** Zu bearbeiten **
**a)** Beantworte bitte anhand des Textes zu den Leitlinien diese Fragen:
(i) Wie muss eine Zuwanderungspolitik laut dem Text geordnet werden?
(ii) Wie viele Rückmeldungen gab es auf die Leitlinien?
(iii) Bis wann können die Mitglieder die überarbeitete Fassung kommentieren?
**b)** Führe den Text zu den Leitlinien im Anschluss an seinen letzten Satz weiter.
═══ Textauszug ═══
Eine „kinder- und elternfreundliche Familienpolitik“ sei von „entscheidender Bedeutung“, denn: „Solange die Bevölkerungsentwicklung in Deutschland den Bestand nicht zu erhalten vermag, bejahen wir die Zuwanderung integrationswilliger und integrationsfähiger Einwanderer nach Deutschland.“ Allerdings müsse eine solche Zuwanderungspolitik nach „klaren Kriterien gesetzlich geordnet werden“. Alle Gruppen von Zuwanderern, die vergleichbare Qualifikationen aufwiesen, müssten gleiche Chancen haben.

1570 Rückmeldungen auf die Leitlinien

Diese Leitlinien waren nach dem Parteitag in Erfurt per Mail an die Mitglieder verschickt worden. Die Basis hatte eine Woche Zeit, Änderungswünsche und Einsprüche geltend zu machen. „Wir hatten 1570 Rückmeldungen“, sagt Greve. Das seien zwar deutlich weniger als die fast 5000 Antworten auf das Europawahlprogramm, aber immer noch eine gute Beteiligung. Inzwischen habe das Redaktionsteam die Änderungen eingearbeitet und erneut zur Abstimmung an die Mitglieder verschickt, die diese bis Ostersonntag kommentieren können. Dann gehen die Leitlinien erneut in die Redaktion, und auch die dritte Fassung wird den Mitgliedern nochmals zur Abstimmung zugeleitet.
═══ Vorliegende Daten ═══
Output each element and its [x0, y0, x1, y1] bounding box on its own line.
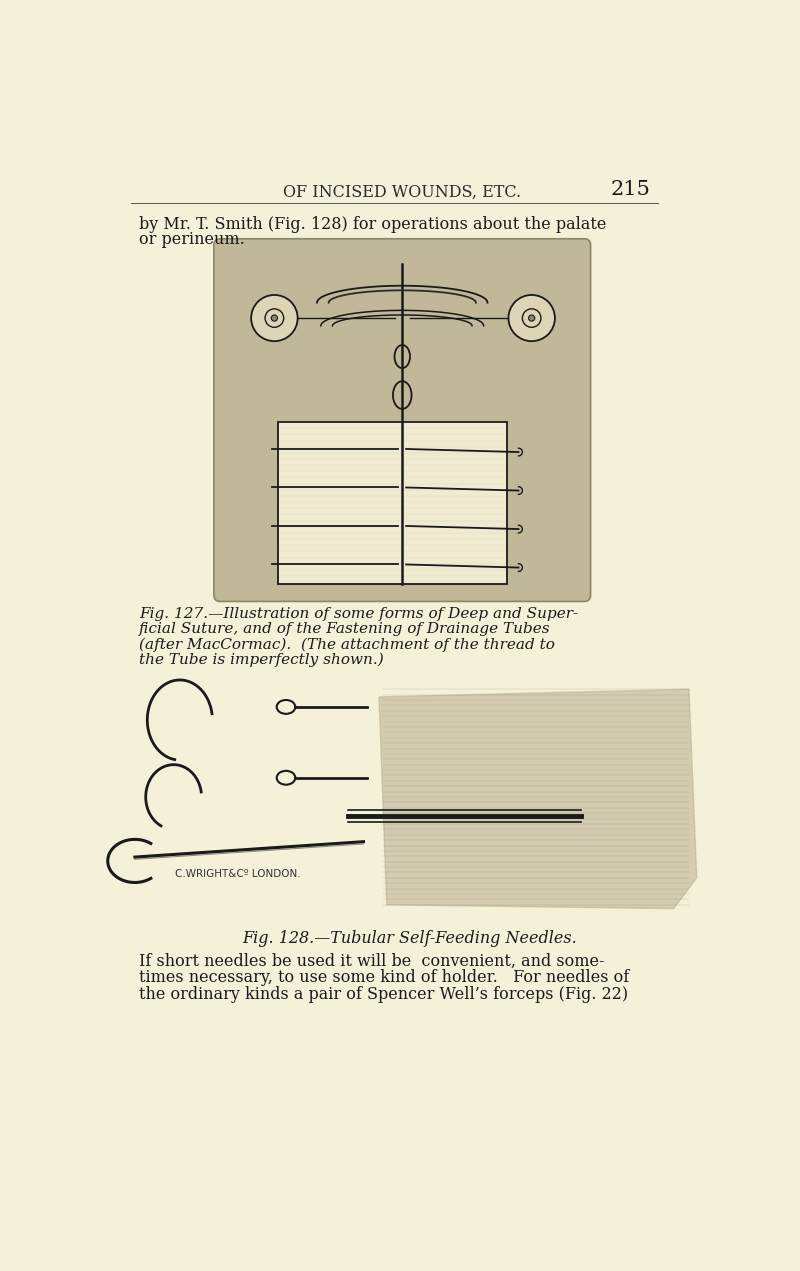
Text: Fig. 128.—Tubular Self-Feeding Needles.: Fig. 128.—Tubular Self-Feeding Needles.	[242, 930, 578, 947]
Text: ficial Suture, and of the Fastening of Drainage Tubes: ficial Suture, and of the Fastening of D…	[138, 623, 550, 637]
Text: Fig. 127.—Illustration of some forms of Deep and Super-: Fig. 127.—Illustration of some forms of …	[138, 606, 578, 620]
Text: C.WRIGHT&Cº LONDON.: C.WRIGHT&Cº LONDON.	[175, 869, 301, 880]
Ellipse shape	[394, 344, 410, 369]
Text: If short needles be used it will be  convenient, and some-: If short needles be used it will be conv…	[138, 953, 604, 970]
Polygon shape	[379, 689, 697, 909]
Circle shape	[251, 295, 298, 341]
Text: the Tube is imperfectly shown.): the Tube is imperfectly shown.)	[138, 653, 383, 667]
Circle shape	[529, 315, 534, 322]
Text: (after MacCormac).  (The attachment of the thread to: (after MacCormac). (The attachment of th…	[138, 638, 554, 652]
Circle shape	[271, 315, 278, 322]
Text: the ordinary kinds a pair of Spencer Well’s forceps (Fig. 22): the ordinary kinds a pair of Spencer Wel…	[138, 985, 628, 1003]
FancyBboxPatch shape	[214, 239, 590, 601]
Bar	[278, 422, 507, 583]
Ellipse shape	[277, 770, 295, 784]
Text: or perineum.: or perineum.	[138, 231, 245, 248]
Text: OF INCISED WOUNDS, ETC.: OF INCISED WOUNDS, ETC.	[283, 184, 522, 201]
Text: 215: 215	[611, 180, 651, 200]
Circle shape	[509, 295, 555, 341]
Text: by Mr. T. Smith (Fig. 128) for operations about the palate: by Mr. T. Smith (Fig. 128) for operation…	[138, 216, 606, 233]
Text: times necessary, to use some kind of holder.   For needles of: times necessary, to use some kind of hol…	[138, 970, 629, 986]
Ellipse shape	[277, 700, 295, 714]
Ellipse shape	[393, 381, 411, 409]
═══
═══ Vorliegende Daten ═══
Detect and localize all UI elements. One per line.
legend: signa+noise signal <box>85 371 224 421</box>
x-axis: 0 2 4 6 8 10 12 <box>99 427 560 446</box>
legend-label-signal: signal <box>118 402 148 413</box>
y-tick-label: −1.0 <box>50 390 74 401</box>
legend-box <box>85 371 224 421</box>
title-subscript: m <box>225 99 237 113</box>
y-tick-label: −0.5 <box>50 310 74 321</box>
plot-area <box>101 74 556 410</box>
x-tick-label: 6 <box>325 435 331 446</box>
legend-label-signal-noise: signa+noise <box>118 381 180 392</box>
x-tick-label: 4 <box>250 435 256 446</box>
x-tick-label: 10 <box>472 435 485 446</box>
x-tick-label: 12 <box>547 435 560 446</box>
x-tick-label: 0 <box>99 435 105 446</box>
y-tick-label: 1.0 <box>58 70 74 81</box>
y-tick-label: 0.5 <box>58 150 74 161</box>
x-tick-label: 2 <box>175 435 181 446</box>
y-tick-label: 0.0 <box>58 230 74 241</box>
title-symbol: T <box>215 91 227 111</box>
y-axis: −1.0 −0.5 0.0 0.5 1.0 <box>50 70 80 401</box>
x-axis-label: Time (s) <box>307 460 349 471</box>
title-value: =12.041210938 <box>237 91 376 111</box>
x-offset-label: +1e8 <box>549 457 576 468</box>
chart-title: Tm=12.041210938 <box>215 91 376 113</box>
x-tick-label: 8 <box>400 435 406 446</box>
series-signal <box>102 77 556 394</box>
═══
═══ Vorliegende Daten ═══
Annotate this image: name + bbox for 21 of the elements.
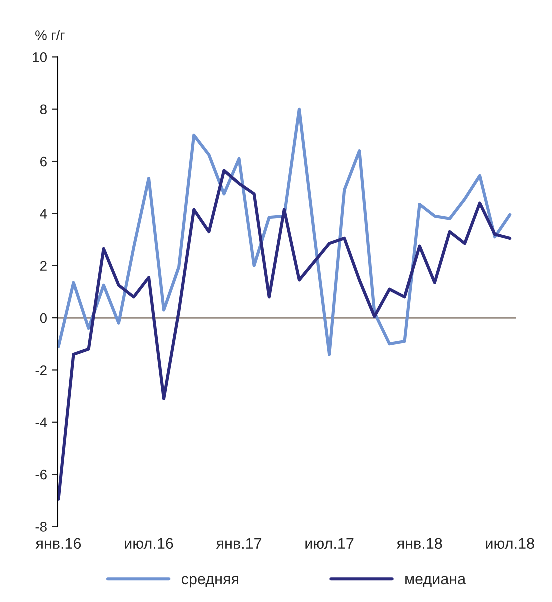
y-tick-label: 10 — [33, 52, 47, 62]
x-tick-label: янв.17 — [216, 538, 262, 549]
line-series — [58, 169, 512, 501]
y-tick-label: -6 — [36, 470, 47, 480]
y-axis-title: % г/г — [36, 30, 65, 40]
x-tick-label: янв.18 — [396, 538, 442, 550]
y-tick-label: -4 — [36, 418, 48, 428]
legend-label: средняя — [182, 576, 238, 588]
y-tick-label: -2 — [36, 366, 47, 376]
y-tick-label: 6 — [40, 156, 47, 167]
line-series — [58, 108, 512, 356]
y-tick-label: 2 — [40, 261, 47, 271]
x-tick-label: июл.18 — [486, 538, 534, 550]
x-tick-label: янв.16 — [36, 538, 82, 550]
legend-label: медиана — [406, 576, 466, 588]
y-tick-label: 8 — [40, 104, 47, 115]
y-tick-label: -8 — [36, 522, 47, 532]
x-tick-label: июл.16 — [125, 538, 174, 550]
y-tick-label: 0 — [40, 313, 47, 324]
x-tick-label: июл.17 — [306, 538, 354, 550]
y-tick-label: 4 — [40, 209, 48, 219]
═══
** Gegebene Antworten **
**a)**
(i) Nach klaren Kriterien gesetzlich.
(ii) 1570.
(iii) Bis Ostersonntag.

**b)**
„Die meisten Einwände, nämlich genau 108 Änderungswünsche, gab es zu Punkt 19“, sagt Greve. Der hieß wörtlich: „ (…)Den Anforderungen des Wirtschaftslebens müssen Grenzen gesetzt werden, denn der Mensch lebt nicht vom Brot allein. Freizeit sollte aktiv und gemeinschaftlich verbracht werden. Auch aus diesem Grund sind die Förderung des Vereinslebens, die Unterstützung der Künste und der Schutz der Natur wichtig.“

Viele Mitglieder hätten geschrieben, sie wollten sich von der Partei nicht vorschreiben lassen, wie sie ihr Privatleben zu gestalten hätten, so Greve. Aber so sei der Punkt ja auch gar nicht gemeint gewesen. Die Formulierung, räumte er jedoch ein, sei allerdings wohl etwas missverständlich gewesen.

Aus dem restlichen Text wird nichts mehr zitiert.